- What the exercise asks:
Could you extract every entry below and reproduce it exactly?

- Dataset rows:
━━━━━━━━━━━━━━━━━━━━

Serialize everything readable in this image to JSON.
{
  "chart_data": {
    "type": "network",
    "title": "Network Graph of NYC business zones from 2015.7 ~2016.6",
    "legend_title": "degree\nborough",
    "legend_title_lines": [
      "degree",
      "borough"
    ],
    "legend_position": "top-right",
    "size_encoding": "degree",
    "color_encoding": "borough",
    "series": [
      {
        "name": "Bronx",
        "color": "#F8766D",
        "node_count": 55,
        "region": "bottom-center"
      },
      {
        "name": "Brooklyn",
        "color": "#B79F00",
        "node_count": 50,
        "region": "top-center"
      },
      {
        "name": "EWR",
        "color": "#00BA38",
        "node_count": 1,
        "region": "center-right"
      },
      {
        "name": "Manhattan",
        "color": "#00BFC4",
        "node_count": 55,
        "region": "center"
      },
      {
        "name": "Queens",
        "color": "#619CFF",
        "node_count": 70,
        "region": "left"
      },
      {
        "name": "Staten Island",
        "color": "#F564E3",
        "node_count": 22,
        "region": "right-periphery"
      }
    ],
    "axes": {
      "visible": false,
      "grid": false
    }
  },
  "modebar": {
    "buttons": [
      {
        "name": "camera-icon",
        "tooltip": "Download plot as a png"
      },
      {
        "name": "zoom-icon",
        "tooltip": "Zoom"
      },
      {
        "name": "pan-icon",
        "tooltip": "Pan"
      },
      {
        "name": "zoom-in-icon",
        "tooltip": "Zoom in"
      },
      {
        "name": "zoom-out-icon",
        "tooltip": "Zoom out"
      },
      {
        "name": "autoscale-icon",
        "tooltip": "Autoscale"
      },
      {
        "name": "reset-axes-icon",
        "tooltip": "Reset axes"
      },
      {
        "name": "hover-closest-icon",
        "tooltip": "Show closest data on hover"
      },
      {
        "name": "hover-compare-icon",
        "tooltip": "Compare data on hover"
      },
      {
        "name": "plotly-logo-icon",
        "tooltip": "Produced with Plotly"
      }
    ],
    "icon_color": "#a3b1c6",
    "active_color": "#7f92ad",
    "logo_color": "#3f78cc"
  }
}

━━━━━━━━━━━━━━━━━━━━

- Task answer:
Serialize everything readable in this image to JSON.
{
  "chart_data": {
    "type": "network",
    "title": "Network Graph of NYC business zones from 2015.7 ~2016.6",
    "legend_title": "degree\nborough",
    "legend_title_lines": [
      "degree",
      "borough"
    ],
    "legend_position": "top-right",
    "size_encoding": "degree",
    "color_encoding": "borough",
    "series": [
      {
        "name": "Bronx",
        "color": "#F8766D",
        "node_count": 55,
        "region": "bottom-center"
      },
      {
        "name": "Brooklyn",
        "color": "#B79F00",
        "node_count": 50,
        "region": "top-center"
      },
      {
        "name": "EWR",
        "color": "#00BA38",
        "node_count": 1,
        "region": "center-right"
      },
      {
        "name": "Manhattan",
        "color": "#00BFC4",
        "node_count": 55,
        "region": "center"
      },
      {
        "name": "Queens",
        "color": "#619CFF",
        "node_count": 70,
        "region": "left"
      },
      {
        "name": "Staten Island",
        "color": "#F564E3",
        "node_count": 22,
        "region": "right-periphery"
      }
    ],
    "axes": {
      "visible": false,
      "grid": false
    }
  },
  "modebar": {
    "buttons": [
      {
        "name": "camera-icon",
        "tooltip": "Download plot as a png"
      },
      {
        "name": "zoom-icon",
        "tooltip": "Zoom"
      },
      {
        "name": "pan-icon",
        "tooltip": "Pan"
      },
      {
        "name": "zoom-in-icon",
        "tooltip": "Zoom in"
      },
      {
        "name": "zoom-out-icon",
        "tooltip": "Zoom out"
      },
      {
        "name": "autoscale-icon",
        "tooltip": "Autoscale"
      },
      {
        "name": "reset-axes-icon",
        "tooltip": "Reset axes"
      },
      {
        "name": "hover-closest-icon",
        "tooltip": "Show closest data on hover"
      },
      {
        "name": "hover-compare-icon",
        "tooltip": "Compare data on hover"
      },
      {
        "name": "plotly-logo-icon",
        "tooltip": "Produced with Plotly"
      }
    ],
    "icon_color": "#a3b1c6",
    "active_color": "#7f92ad",
    "logo_color": "#3f78cc"
  }
}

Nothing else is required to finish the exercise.